Tasks for this exercise >>
a) Answer these questions about the vaping forum thread, one answer per line, marked the same way:
(i) How long has Sebz been vaping?
(ii) What is the name of the forum that daniel craig welcomes Sebz to?
(iii) What app are Sebz's posts sent with?
b) Write a continuation of the vaping forum thread, starting after its last line.

Text section >>
# # # #

# Noob



## Sebz (25/1/17)

Hiii! Been vaping about a year but I'm no expert...

Thought I'd check this forum out since everyone else seems to be on it 


Sent from my iPhone using Tapatalk

Reactions: Like 1


----------



## daniel craig (25/1/17)

Sebz said:


> Hiii! Been vaping about a year but I'm no expert...
> 
> Thought I'd check this forum out since everyone else seems to be on it
> 
> ...


Hi there and welcome to ECIGSSA. If you have any questions, feel free to ask. This forum will provide you with a wealth of knowledge.


----------



## Sebz (25/1/17)

daniel craig said:


> Hi there and welcome to ECIGSSA. If you have any questions, feel free to ask. This forum will provide you with a wealth of knowledge.



Thanks! Been browsing and picking up a bit already 


Sent from my iPhone using Tapatalk

Reactions: Like 1


----------



## Silver (25/1/17)

Welcome to the forum @Sebz 
Congrats on the year of vaping
Lots of vaping enthusiasts on here!
Feel free to ask questions as you go along

Reactions: Like 1


----------



## Sebz (25/1/17)

Silver said:


> Welcome to the forum @Sebz
> Congrats on the year of vaping
> Lots of vaping enthusiasts on here!
> Feel free to ask questions as you go along



Will certainly do so! Thanks!


Sent from my iPhone using Tapatalk


----------



## ivc_mixer (25/1/17)

# # # #

Provided information >>
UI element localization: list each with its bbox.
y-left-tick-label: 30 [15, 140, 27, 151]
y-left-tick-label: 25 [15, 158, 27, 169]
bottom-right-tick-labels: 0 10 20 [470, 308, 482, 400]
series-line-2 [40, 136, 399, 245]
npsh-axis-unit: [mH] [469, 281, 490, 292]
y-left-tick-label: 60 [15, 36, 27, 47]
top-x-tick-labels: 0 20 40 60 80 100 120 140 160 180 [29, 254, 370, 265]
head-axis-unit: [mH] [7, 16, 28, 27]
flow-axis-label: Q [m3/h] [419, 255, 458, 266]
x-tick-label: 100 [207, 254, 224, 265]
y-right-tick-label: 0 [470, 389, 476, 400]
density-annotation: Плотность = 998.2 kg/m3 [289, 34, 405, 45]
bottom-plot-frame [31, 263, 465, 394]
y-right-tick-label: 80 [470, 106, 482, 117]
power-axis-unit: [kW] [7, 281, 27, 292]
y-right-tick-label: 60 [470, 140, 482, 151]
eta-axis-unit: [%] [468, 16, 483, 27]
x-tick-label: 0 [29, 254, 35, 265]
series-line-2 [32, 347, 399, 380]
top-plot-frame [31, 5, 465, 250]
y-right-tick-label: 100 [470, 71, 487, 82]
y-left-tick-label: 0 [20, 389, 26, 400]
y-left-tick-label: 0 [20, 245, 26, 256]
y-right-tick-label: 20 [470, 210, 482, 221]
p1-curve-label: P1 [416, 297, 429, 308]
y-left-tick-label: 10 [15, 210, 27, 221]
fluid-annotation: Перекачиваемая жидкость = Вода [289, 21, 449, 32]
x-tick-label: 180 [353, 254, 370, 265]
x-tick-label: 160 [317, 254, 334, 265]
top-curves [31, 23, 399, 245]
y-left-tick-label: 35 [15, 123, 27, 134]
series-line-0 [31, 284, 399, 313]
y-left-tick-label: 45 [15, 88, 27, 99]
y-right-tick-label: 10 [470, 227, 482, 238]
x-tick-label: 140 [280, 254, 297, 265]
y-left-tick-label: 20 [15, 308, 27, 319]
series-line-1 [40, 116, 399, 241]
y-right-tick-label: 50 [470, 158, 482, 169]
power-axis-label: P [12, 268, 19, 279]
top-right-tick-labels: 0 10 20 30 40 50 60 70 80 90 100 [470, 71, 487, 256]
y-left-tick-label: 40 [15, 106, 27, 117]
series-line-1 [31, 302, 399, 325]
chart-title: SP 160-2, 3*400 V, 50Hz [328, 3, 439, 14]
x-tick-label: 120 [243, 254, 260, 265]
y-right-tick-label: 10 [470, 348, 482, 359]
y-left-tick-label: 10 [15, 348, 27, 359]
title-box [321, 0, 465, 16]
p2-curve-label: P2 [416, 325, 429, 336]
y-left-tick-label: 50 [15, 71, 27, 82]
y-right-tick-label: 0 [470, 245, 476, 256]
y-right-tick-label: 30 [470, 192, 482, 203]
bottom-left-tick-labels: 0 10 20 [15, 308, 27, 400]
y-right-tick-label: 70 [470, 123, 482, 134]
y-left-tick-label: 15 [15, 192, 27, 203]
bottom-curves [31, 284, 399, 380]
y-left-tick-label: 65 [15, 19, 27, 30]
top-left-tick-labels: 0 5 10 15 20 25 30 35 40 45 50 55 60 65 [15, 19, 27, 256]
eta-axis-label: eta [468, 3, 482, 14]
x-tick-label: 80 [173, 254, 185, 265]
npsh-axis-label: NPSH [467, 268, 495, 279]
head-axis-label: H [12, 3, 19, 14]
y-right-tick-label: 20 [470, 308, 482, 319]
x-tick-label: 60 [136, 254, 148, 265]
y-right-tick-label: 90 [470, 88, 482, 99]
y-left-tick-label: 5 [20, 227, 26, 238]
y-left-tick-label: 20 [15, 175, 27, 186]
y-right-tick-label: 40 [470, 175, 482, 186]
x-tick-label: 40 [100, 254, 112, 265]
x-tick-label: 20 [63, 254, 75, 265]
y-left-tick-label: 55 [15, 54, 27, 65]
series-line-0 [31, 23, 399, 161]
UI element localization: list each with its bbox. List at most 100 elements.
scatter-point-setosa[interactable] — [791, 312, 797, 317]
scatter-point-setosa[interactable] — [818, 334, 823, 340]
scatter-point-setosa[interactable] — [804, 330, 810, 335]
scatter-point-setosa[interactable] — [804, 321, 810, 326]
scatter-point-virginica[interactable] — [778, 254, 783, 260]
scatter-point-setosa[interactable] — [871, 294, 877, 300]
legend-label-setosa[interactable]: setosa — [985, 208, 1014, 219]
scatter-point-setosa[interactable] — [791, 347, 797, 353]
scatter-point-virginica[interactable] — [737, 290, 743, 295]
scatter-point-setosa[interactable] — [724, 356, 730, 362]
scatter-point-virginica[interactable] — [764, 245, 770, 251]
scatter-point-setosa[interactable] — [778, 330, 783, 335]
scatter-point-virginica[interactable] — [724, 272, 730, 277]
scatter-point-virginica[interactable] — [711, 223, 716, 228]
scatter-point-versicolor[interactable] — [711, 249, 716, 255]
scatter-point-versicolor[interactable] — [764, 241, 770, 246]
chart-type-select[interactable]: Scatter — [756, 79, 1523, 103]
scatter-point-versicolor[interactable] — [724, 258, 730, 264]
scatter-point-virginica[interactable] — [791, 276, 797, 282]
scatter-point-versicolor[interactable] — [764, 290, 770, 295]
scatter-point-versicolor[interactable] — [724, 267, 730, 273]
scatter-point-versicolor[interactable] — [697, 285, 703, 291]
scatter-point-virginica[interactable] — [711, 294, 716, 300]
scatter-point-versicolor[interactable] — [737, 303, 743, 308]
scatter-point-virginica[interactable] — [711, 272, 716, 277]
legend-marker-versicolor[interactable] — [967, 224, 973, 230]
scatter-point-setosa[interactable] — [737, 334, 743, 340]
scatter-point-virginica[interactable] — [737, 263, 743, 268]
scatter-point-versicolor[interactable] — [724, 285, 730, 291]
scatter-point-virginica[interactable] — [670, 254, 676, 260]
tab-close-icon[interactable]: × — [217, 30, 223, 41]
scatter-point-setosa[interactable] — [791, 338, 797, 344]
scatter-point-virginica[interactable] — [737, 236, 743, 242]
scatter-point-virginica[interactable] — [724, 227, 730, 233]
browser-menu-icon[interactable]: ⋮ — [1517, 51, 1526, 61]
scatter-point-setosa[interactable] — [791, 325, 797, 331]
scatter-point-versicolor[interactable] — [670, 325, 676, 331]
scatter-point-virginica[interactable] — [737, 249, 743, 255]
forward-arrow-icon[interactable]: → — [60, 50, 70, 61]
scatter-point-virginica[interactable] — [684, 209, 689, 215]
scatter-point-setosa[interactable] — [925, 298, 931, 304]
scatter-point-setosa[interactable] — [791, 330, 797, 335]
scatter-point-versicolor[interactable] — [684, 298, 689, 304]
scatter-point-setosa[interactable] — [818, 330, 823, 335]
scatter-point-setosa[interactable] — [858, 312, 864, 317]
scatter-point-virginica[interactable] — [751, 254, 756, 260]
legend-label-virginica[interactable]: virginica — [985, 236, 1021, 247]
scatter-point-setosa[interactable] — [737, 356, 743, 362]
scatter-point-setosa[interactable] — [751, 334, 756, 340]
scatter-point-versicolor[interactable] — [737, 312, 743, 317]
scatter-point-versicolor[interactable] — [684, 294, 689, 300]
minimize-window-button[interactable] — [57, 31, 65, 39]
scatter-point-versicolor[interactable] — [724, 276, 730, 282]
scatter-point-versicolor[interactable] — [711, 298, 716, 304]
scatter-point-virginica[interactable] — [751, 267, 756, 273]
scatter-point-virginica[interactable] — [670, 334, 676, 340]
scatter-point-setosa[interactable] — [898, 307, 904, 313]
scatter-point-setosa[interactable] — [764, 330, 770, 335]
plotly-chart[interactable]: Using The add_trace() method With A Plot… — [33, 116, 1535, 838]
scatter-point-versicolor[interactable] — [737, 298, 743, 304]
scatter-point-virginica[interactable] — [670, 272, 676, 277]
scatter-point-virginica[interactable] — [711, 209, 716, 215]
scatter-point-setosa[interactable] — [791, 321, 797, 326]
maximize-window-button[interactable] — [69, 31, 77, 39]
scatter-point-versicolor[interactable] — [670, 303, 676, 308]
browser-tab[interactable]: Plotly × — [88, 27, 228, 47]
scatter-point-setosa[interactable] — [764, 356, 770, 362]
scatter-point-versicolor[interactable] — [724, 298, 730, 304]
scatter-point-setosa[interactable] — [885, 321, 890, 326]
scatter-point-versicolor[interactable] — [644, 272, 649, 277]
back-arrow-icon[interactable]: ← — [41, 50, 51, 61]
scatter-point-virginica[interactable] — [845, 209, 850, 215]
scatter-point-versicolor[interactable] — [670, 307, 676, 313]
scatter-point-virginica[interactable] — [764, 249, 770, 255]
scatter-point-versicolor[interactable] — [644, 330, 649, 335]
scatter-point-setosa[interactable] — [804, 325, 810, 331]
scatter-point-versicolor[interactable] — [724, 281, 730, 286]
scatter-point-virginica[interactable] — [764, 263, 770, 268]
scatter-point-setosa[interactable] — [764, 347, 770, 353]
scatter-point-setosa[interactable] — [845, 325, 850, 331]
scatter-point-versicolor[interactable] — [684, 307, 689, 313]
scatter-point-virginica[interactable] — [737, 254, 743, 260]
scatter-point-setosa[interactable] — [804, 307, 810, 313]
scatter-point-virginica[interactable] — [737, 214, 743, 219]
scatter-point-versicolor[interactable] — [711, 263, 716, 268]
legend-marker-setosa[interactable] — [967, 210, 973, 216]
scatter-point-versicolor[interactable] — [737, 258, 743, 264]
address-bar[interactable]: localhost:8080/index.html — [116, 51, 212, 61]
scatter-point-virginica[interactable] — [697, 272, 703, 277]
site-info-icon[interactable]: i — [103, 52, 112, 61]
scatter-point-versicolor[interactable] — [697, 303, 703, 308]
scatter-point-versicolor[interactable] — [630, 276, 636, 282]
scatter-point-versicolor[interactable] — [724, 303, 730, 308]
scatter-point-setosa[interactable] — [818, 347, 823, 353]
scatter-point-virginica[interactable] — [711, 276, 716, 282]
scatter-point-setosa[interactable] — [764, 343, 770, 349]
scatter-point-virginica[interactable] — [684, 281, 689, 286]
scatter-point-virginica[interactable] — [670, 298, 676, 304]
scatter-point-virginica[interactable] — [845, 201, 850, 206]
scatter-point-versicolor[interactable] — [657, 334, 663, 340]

# # # #

Exercise responses >>
a)
(i) About a year.
(ii) ECIGSSA.
(iii) Tapatalk.

b)
Sebz said:


> Hiii! Been vaping about a year but I'm no expert...



Been vaping about a year as well, but on and off. Vaped for 3 months - about 6 years ago when there was almost nothing available and hence also why i quit - then another 3/4 months but due to rubbish excuses (stress, etc.) I went back to analogues again, but most recent is about 6 months and going strong. Also no expert, but what I do know is that I am loving vaping way more than I ever did smoking!


----------



## Sebz (26/1/17)

ivc_mixer said:


> Been vaping about a year as well, but on and off. Vaped for 3 months - about 6 years ago when there was almost nothing available and hence also why i quit - then another 3/4 months but due to rubbish excuses (stress, etc.) I went back to analogues again, but most recent is about 6 months and going strong. Also no expert, but what I do know is that I am loving vaping way more than I ever did smoking!



I used to work for a prominent e-cig brand and simply couldn't adapt, so I chucked that... Eventually decided to take the financial plunge and try real vaping, but never with the intent of quitting smoking... I've only been off cigarettes for about 4 months now, but more by choice than as a direct result of vaping lol

Seven years of smoking ruined my tolerance for nicotine, so vaping initially felt weak, even on higher strengths... Thankfully that's over now though 


Sent from my iPhone using Tapatalk

Reactions: Like 1


----------



## ivc_mixer (26/1/17)

Well done @Sebz!


----------



## Sebz (27/1/17)

ivc_mixer said:


> Well done @Sebz!



Thanks!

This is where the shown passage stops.